Below are records to transcribe exactly, without their pictures.
* start Supplied information *
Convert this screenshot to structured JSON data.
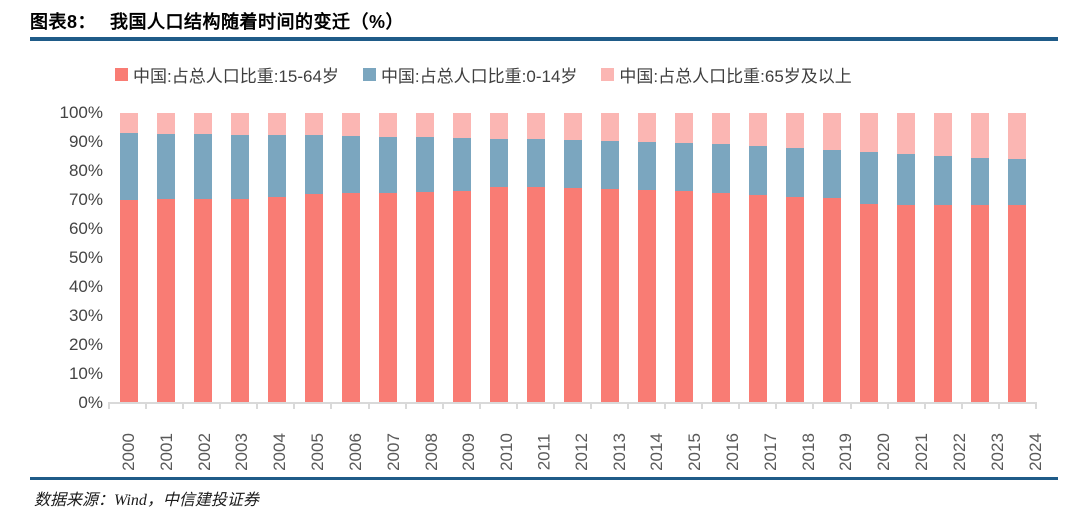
{
  "figure": {
    "title_prefix": "图表8：",
    "title_text": "我国人口结构随着时间的变迁（%）",
    "source": "数据来源：Wind，中信建投证券",
    "accent_line_color": "#1F5B88"
  },
  "chart_data": {
    "type": "bar",
    "stacked": true,
    "grid": false,
    "legend_position": "top",
    "ylim": [
      0,
      100
    ],
    "y_ticks": [
      "100%",
      "90%",
      "80%",
      "70%",
      "60%",
      "50%",
      "40%",
      "30%",
      "20%",
      "10%",
      "0%"
    ],
    "categories": [
      "2000",
      "2001",
      "2002",
      "2003",
      "2004",
      "2005",
      "2006",
      "2007",
      "2008",
      "2009",
      "2010",
      "2011",
      "2012",
      "2013",
      "2014",
      "2015",
      "2016",
      "2017",
      "2018",
      "2019",
      "2020",
      "2021",
      "2022",
      "2023",
      "2024"
    ],
    "series": [
      {
        "name": "中国:占总人口比重:15-64岁",
        "color": "#F97C74",
        "values": [
          70.1,
          70.4,
          70.3,
          70.4,
          70.9,
          72.0,
          72.3,
          72.5,
          72.7,
          73.0,
          74.5,
          74.4,
          74.1,
          73.9,
          73.4,
          73.0,
          72.5,
          71.8,
          71.2,
          70.6,
          68.6,
          68.3,
          68.2,
          68.3,
          68.2
        ]
      },
      {
        "name": "中国:占总人口比重:0-14岁",
        "color": "#7BA6BF",
        "values": [
          22.9,
          22.5,
          22.4,
          22.1,
          21.5,
          20.3,
          19.8,
          19.4,
          19.0,
          18.5,
          16.6,
          16.5,
          16.5,
          16.4,
          16.5,
          16.5,
          16.7,
          16.8,
          16.9,
          16.8,
          17.9,
          17.5,
          16.9,
          16.3,
          16.1
        ]
      },
      {
        "name": "中国:占总人口比重:65岁及以上",
        "color": "#FBB6B3",
        "values": [
          7.0,
          7.1,
          7.3,
          7.5,
          7.6,
          7.7,
          7.9,
          8.1,
          8.3,
          8.5,
          8.9,
          9.1,
          9.4,
          9.7,
          10.1,
          10.5,
          10.8,
          11.4,
          11.9,
          12.6,
          13.5,
          14.2,
          14.9,
          15.4,
          15.7
        ]
      }
    ]
  }
}
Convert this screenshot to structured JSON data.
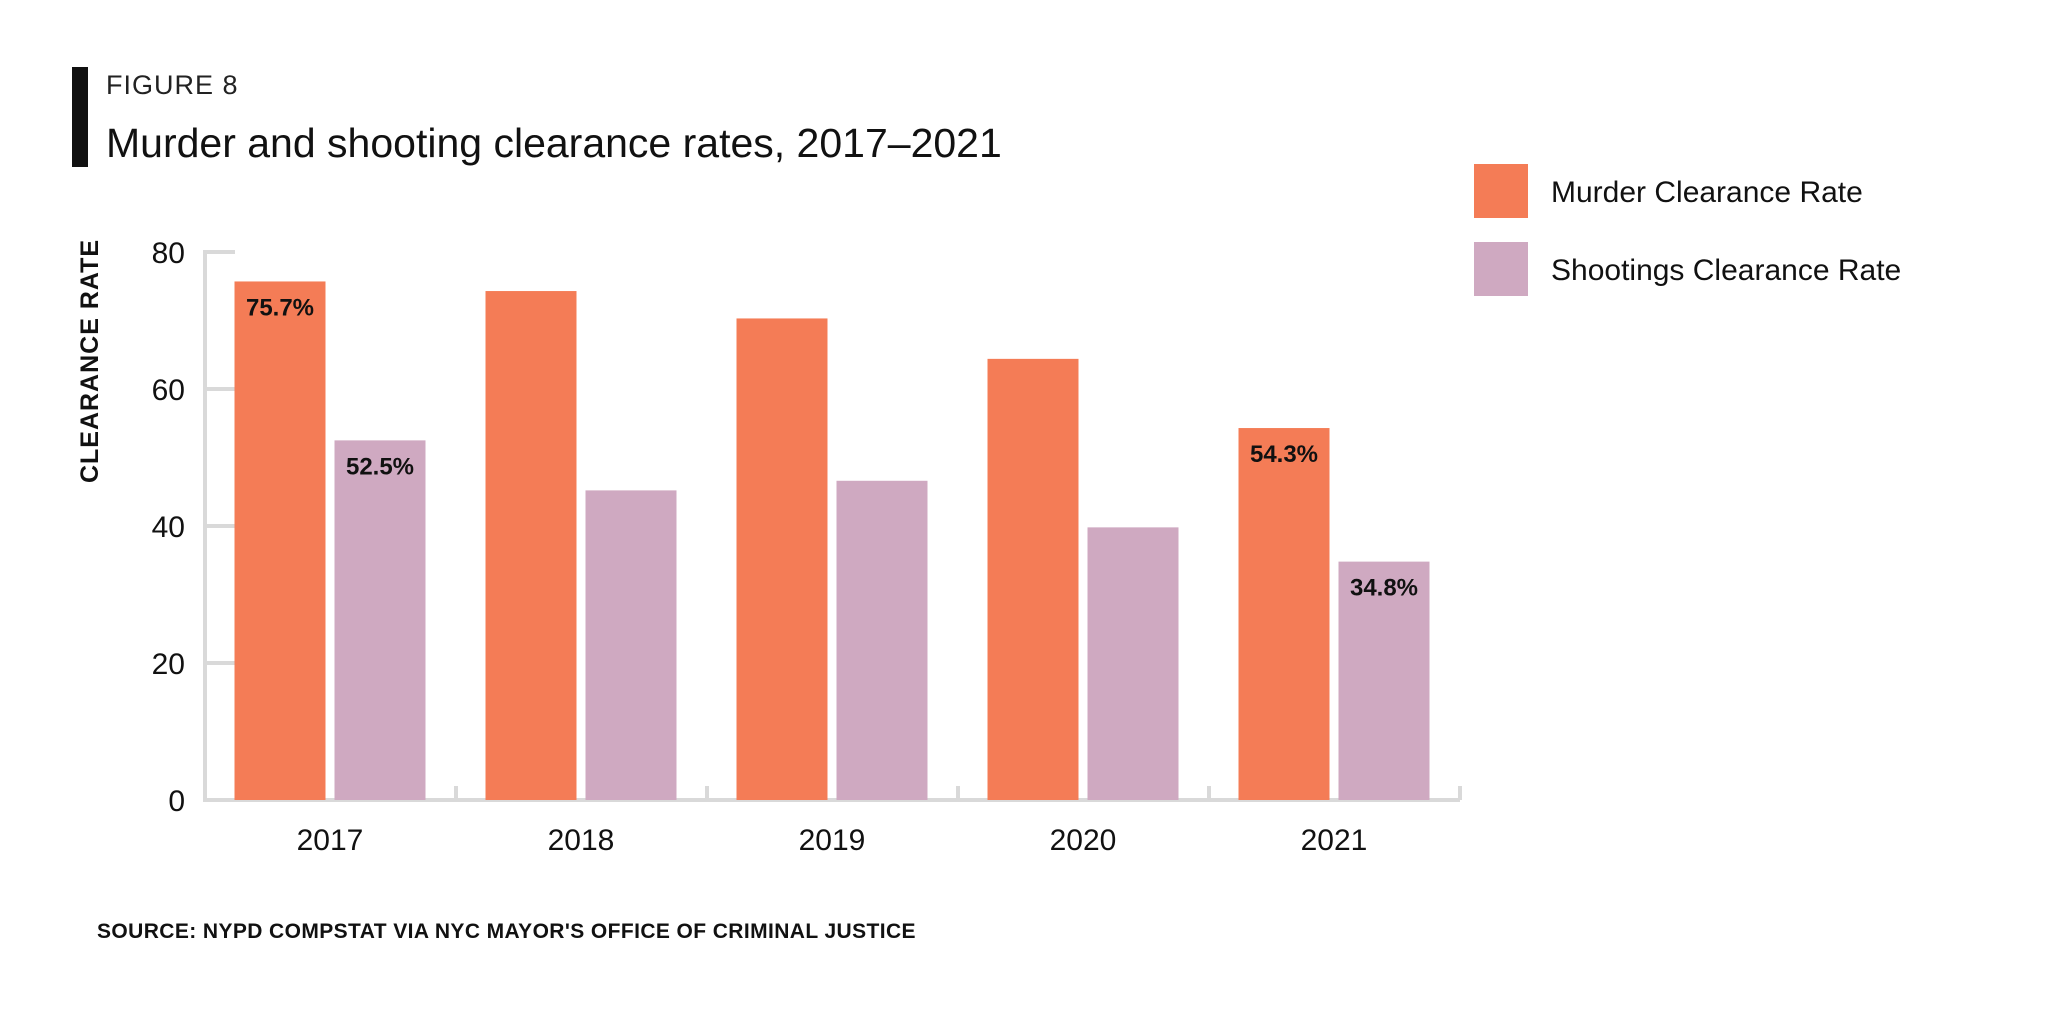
{
  "figure": {
    "label": "FIGURE 8",
    "title": "Murder and shooting clearance rates, 2017–2021"
  },
  "source": "SOURCE: NYPD COMPSTAT VIA NYC MAYOR'S OFFICE OF CRIMINAL JUSTICE",
  "colors": {
    "murder": "#F47C56",
    "shootings": "#CFA9C1",
    "axis": "#D9D9D9",
    "text": "#111111"
  },
  "chart_data": {
    "type": "bar",
    "title": "Murder and shooting clearance rates, 2017–2021",
    "xlabel": "",
    "ylabel": "CLEARANCE RATE",
    "ylim": [
      0,
      80
    ],
    "yticks": [
      0,
      20,
      40,
      60,
      80
    ],
    "categories": [
      "2017",
      "2018",
      "2019",
      "2020",
      "2021"
    ],
    "grid": false,
    "legend_position": "top-right",
    "series": [
      {
        "name": "Murder Clearance Rate",
        "color": "#F47C56",
        "values": [
          75.7,
          74.3,
          70.3,
          64.4,
          54.3
        ],
        "data_labels": [
          "75.7%",
          "",
          "",
          "",
          "54.3%"
        ]
      },
      {
        "name": "Shootings Clearance Rate",
        "color": "#CFA9C1",
        "values": [
          52.5,
          45.2,
          46.6,
          39.8,
          34.8
        ],
        "data_labels": [
          "52.5%",
          "",
          "",
          "",
          "34.8%"
        ]
      }
    ]
  }
}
* end Supplied information *
# Answer to this exercise:
Convert this screenshot to structured JSON data.
{
  "figure": {
    "title_prefix": "图表8：",
    "title_text": "我国人口结构随着时间的变迁（%）",
    "source": "数据来源：Wind，中信建投证券",
    "accent_line_color": "#1F5B88"
  },
  "chart_data": {
    "type": "bar",
    "stacked": true,
    "grid": false,
    "legend_position": "top",
    "ylim": [
      0,
      100
    ],
    "y_ticks": [
      "100%",
      "90%",
      "80%",
      "70%",
      "60%",
      "50%",
      "40%",
      "30%",
      "20%",
      "10%",
      "0%"
    ],
    "categories": [
      "2000",
      "2001",
      "2002",
      "2003",
      "2004",
      "2005",
      "2006",
      "2007",
      "2008",
      "2009",
      "2010",
      "2011",
      "2012",
      "2013",
      "2014",
      "2015",
      "2016",
      "2017",
      "2018",
      "2019",
      "2020",
      "2021",
      "2022",
      "2023",
      "2024"
    ],
    "series": [
      {
        "name": "中国:占总人口比重:15-64岁",
        "color": "#F97C74",
        "values": [
          70.1,
          70.4,
          70.3,
          70.4,
          70.9,
          72.0,
          72.3,
          72.5,
          72.7,
          73.0,
          74.5,
          74.4,
          74.1,
          73.9,
          73.4,
          73.0,
          72.5,
          71.8,
          71.2,
          70.6,
          68.6,
          68.3,
          68.2,
          68.3,
          68.2
        ]
      },
      {
        "name": "中国:占总人口比重:0-14岁",
        "color": "#7BA6BF",
        "values": [
          22.9,
          22.5,
          22.4,
          22.1,
          21.5,
          20.3,
          19.8,
          19.4,
          19.0,
          18.5,
          16.6,
          16.5,
          16.5,
          16.4,
          16.5,
          16.5,
          16.7,
          16.8,
          16.9,
          16.8,
          17.9,
          17.5,
          16.9,
          16.3,
          16.1
        ]
      },
      {
        "name": "中国:占总人口比重:65岁及以上",
        "color": "#FBB6B3",
        "values": [
          7.0,
          7.1,
          7.3,
          7.5,
          7.6,
          7.7,
          7.9,
          8.1,
          8.3,
          8.5,
          8.9,
          9.1,
          9.4,
          9.7,
          10.1,
          10.5,
          10.8,
          11.4,
          11.9,
          12.6,
          13.5,
          14.2,
          14.9,
          15.4,
          15.7
        ]
      }
    ]
  }
}
Convert this screenshot to structured JSON data.
{
  "figure": {
    "label": "FIGURE 8",
    "title": "Murder and shooting clearance rates, 2017–2021"
  },
  "source": "SOURCE: NYPD COMPSTAT VIA NYC MAYOR'S OFFICE OF CRIMINAL JUSTICE",
  "colors": {
    "murder": "#F47C56",
    "shootings": "#CFA9C1",
    "axis": "#D9D9D9",
    "text": "#111111"
  },
  "chart_data": {
    "type": "bar",
    "title": "Murder and shooting clearance rates, 2017–2021",
    "xlabel": "",
    "ylabel": "CLEARANCE RATE",
    "ylim": [
      0,
      80
    ],
    "yticks": [
      0,
      20,
      40,
      60,
      80
    ],
    "categories": [
      "2017",
      "2018",
      "2019",
      "2020",
      "2021"
    ],
    "grid": false,
    "legend_position": "top-right",
    "series": [
      {
        "name": "Murder Clearance Rate",
        "color": "#F47C56",
        "values": [
          75.7,
          74.3,
          70.3,
          64.4,
          54.3
        ],
        "data_labels": [
          "75.7%",
          "",
          "",
          "",
          "54.3%"
        ]
      },
      {
        "name": "Shootings Clearance Rate",
        "color": "#CFA9C1",
        "values": [
          52.5,
          45.2,
          46.6,
          39.8,
          34.8
        ],
        "data_labels": [
          "52.5%",
          "",
          "",
          "",
          "34.8%"
        ]
      }
    ]
  }
}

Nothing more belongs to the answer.